Layout element entries

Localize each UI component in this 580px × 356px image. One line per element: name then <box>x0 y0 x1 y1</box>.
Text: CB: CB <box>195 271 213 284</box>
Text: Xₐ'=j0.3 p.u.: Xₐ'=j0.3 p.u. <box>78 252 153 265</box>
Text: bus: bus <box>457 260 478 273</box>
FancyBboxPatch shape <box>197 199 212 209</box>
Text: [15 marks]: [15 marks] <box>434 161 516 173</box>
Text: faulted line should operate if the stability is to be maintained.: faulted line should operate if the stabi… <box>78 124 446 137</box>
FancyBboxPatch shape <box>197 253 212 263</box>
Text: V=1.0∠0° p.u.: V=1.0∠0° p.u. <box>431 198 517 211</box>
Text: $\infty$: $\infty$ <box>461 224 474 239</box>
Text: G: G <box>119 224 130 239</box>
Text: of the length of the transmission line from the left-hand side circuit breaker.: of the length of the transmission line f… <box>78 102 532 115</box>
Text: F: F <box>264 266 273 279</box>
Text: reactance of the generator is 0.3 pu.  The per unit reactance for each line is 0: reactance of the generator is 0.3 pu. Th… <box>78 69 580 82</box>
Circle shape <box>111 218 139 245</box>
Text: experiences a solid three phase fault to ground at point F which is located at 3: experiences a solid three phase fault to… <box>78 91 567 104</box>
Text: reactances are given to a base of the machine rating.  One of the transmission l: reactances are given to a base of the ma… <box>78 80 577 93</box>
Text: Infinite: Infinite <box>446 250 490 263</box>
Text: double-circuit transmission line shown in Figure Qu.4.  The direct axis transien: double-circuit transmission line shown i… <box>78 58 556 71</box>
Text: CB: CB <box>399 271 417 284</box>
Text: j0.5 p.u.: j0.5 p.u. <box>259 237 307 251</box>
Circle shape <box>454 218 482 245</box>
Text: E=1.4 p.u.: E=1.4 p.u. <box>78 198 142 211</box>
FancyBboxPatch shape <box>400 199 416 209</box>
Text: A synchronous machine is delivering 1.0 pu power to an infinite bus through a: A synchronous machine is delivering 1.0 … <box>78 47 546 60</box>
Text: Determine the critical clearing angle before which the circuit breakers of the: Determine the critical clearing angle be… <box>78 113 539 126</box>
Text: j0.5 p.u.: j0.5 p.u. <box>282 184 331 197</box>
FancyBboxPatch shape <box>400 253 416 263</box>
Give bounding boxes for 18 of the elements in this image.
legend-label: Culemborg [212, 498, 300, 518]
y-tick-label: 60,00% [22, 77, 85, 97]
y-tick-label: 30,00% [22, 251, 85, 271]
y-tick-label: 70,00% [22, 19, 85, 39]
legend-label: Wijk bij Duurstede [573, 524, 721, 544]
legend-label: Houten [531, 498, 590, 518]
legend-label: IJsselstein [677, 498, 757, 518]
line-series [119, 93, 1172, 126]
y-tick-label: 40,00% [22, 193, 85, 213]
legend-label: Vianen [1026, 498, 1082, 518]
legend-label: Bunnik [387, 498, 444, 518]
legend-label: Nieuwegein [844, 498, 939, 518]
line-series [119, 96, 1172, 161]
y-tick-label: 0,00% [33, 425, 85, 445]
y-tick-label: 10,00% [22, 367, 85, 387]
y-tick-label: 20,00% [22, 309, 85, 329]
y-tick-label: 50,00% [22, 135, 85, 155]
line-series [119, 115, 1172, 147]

Problem to solve :: Copy everything from the start of the records down to the line containing "Text: experiences a", with both ends included.

Solution ::
Localize each UI component in this 580px × 356px image. One line per element: name then <box>x0 y0 x1 y1</box>.
Text: CB: CB <box>195 271 213 284</box>
Text: Xₐ'=j0.3 p.u.: Xₐ'=j0.3 p.u. <box>78 252 153 265</box>
Text: bus: bus <box>457 260 478 273</box>
FancyBboxPatch shape <box>197 199 212 209</box>
Text: [15 marks]: [15 marks] <box>434 161 516 173</box>
Text: faulted line should operate if the stability is to be maintained.: faulted line should operate if the stabi… <box>78 124 446 137</box>
FancyBboxPatch shape <box>197 253 212 263</box>
Text: V=1.0∠0° p.u.: V=1.0∠0° p.u. <box>431 198 517 211</box>
Text: $\infty$: $\infty$ <box>461 224 474 239</box>
Text: G: G <box>119 224 130 239</box>
Text: of the length of the transmission line from the left-hand side circuit breaker.: of the length of the transmission line f… <box>78 102 532 115</box>
Text: F: F <box>264 266 273 279</box>
Text: reactance of the generator is 0.3 pu.  The per unit reactance for each line is 0: reactance of the generator is 0.3 pu. Th… <box>78 69 580 82</box>
Circle shape <box>111 218 139 245</box>
Text: experiences a solid three phase fault to ground at point F which is located at 3: experiences a solid three phase fault to… <box>78 91 567 104</box>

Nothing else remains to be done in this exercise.